'''
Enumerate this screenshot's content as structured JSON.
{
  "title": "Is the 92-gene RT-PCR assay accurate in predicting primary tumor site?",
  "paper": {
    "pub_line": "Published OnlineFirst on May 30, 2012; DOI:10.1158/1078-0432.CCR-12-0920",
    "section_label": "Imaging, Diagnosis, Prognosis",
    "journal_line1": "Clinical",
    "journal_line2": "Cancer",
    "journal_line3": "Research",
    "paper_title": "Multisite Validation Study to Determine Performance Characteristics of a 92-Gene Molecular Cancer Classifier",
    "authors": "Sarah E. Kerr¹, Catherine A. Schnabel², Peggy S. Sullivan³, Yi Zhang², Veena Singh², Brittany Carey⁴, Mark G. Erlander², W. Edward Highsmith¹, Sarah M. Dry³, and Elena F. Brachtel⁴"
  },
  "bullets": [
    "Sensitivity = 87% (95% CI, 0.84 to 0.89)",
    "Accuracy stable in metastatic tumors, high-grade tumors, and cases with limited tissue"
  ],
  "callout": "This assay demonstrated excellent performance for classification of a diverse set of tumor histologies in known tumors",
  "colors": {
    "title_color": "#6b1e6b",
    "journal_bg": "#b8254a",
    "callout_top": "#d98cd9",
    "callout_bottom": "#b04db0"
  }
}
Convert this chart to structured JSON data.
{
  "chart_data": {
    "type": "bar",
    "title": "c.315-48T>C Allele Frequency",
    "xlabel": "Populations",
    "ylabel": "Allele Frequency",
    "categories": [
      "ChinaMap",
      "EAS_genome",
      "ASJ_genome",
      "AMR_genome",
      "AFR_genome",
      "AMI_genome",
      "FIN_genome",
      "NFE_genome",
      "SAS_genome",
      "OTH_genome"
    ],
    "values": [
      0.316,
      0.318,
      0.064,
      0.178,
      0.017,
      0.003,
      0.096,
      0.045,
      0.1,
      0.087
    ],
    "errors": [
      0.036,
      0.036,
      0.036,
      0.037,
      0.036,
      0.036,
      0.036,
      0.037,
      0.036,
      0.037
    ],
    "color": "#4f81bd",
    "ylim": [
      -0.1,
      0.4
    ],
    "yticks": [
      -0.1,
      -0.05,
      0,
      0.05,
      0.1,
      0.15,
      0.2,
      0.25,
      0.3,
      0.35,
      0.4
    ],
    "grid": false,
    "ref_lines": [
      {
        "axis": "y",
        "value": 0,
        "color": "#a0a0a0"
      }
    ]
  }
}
'''
*Problem*
Restate each entry exactly, skipping none.

*Expected answer*
Enumerate this screenshot's content as structured JSON.
{
  "title": "Is the 92-gene RT-PCR assay accurate in predicting primary tumor site?",
  "paper": {
    "pub_line": "Published OnlineFirst on May 30, 2012; DOI:10.1158/1078-0432.CCR-12-0920",
    "section_label": "Imaging, Diagnosis, Prognosis",
    "journal_line1": "Clinical",
    "journal_line2": "Cancer",
    "journal_line3": "Research",
    "paper_title": "Multisite Validation Study to Determine Performance Characteristics of a 92-Gene Molecular Cancer Classifier",
    "authors": "Sarah E. Kerr¹, Catherine A. Schnabel², Peggy S. Sullivan³, Yi Zhang², Veena Singh², Brittany Carey⁴, Mark G. Erlander², W. Edward Highsmith¹, Sarah M. Dry³, and Elena F. Brachtel⁴"
  },
  "bullets": [
    "Sensitivity = 87% (95% CI, 0.84 to 0.89)",
    "Accuracy stable in metastatic tumors, high-grade tumors, and cases with limited tissue"
  ],
  "callout": "This assay demonstrated excellent performance for classification of a diverse set of tumor histologies in known tumors",
  "colors": {
    "title_color": "#6b1e6b",
    "journal_bg": "#b8254a",
    "callout_top": "#d98cd9",
    "callout_bottom": "#b04db0"
  }
}
Convert this chart to structured JSON data.
{
  "chart_data": {
    "type": "bar",
    "title": "c.315-48T>C Allele Frequency",
    "xlabel": "Populations",
    "ylabel": "Allele Frequency",
    "categories": [
      "ChinaMap",
      "EAS_genome",
      "ASJ_genome",
      "AMR_genome",
      "AFR_genome",
      "AMI_genome",
      "FIN_genome",
      "NFE_genome",
      "SAS_genome",
      "OTH_genome"
    ],
    "values": [
      0.316,
      0.318,
      0.064,
      0.178,
      0.017,
      0.003,
      0.096,
      0.045,
      0.1,
      0.087
    ],
    "errors": [
      0.036,
      0.036,
      0.036,
      0.037,
      0.036,
      0.036,
      0.036,
      0.037,
      0.036,
      0.037
    ],
    "color": "#4f81bd",
    "ylim": [
      -0.1,
      0.4
    ],
    "yticks": [
      -0.1,
      -0.05,
      0,
      0.05,
      0.1,
      0.15,
      0.2,
      0.25,
      0.3,
      0.35,
      0.4
    ],
    "grid": false,
    "ref_lines": [
      {
        "axis": "y",
        "value": 0,
        "color": "#a0a0a0"
      }
    ]
  }
}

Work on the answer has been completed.